-- start of Listed records --

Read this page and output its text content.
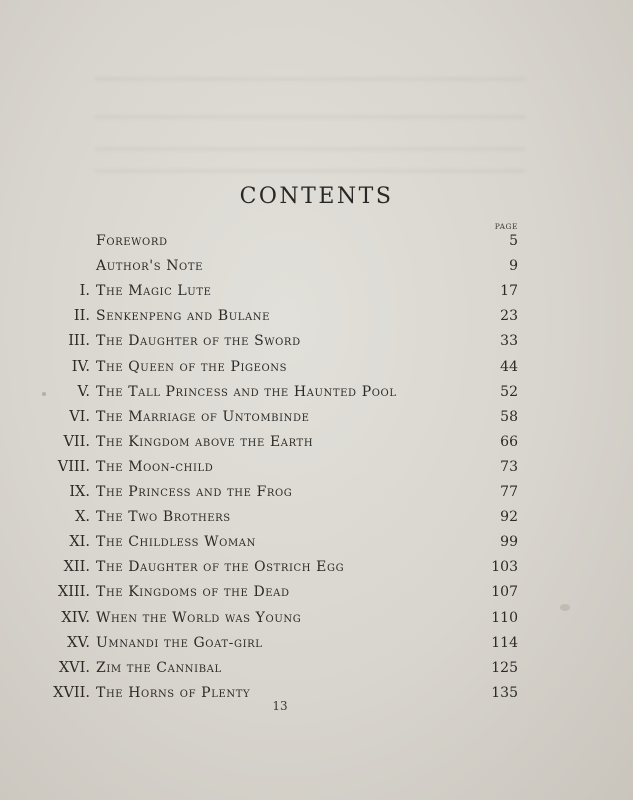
CONTENTS
PAGE
Foreword	5
Author's Note	9
I. The Magic Lute	17
II. Senkenpeng and Bulane	23
III. The Daughter of the Sword	33
IV. The Queen of the Pigeons	44
V. The Tall Princess and the Haunted Pool	52
VI. The Marriage of Untombinde	58
VII. The Kingdom above the Earth	66
VIII. The Moon-child	73
IX. The Princess and the Frog	77
X. The Two Brothers	92
XI. The Childless Woman	99
XII. The Daughter of the Ostrich Egg	103
XIII. The Kingdoms of the Dead	107
XIV. When the World was Young	110
XV. Umnandi the Goat-girl	114
XVI. Zim the Cannibal	125
XVII. The Horns of Plenty	135
13
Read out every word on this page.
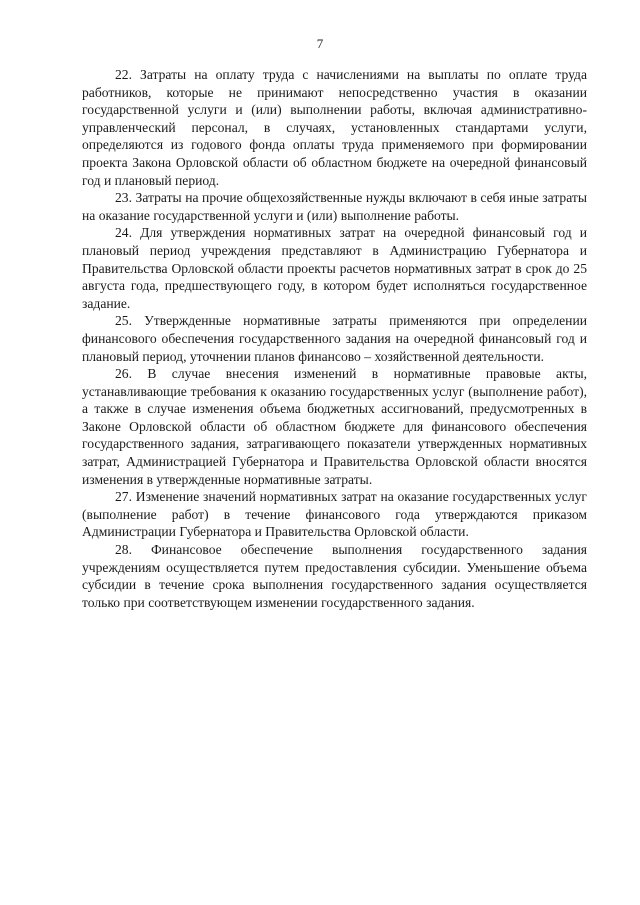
7

22. Затраты на оплату труда с начислениями на выплаты по оплате труда работников, которые не принимают непосредственно участия в оказании государственной услуги и (или) выполнении работы, включая административно-управленческий персонал, в случаях, установленных стандартами услуги, определяются из годового фонда оплаты труда применяемого при формировании проекта Закона Орловской области об областном бюджете на очередной финансовый год и плановый период.

23. Затраты на прочие общехозяйственные нужды включают в себя иные затраты на оказание государственной услуги и (или) выполнение работы.

24. Для утверждения нормативных затрат на очередной финансовый год и плановый период учреждения представляют в Администрацию Губернатора и Правительства Орловской области проекты расчетов нормативных затрат в срок до 25 августа года, предшествующего году, в котором будет исполняться государственное задание.

25. Утвержденные нормативные затраты применяются при определении финансового обеспечения государственного задания на очередной финансовый год и плановый период, уточнении планов финансово – хозяйственной деятельности.

26. В случае внесения изменений в нормативные правовые акты, устанавливающие требования к оказанию государственных услуг (выполнение работ), а также в случае изменения объема бюджетных ассигнований, предусмотренных в Законе Орловской области об областном бюджете для финансового обеспечения государственного задания, затрагивающего показатели утвержденных нормативных затрат, Администрацией Губернатора и Правительства Орловской области вносятся изменения в утвержденные нормативные затраты.

27. Изменение значений нормативных затрат на оказание государственных услуг (выполнение работ) в течение финансового года утверждаются приказом Администрации Губернатора и Правительства Орловской области.

28. Финансовое обеспечение выполнения государственного задания учреждениям осуществляется путем предоставления субсидии. Уменьшение объема субсидии в течение срока выполнения государственного задания осуществляется только при соответствующем изменении государственного задания.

-- end of Listed records --

Make a copy of each line that contains the string "Read".

## [Exercise answer]
Read this page and output its text content.
Read out every word on this page.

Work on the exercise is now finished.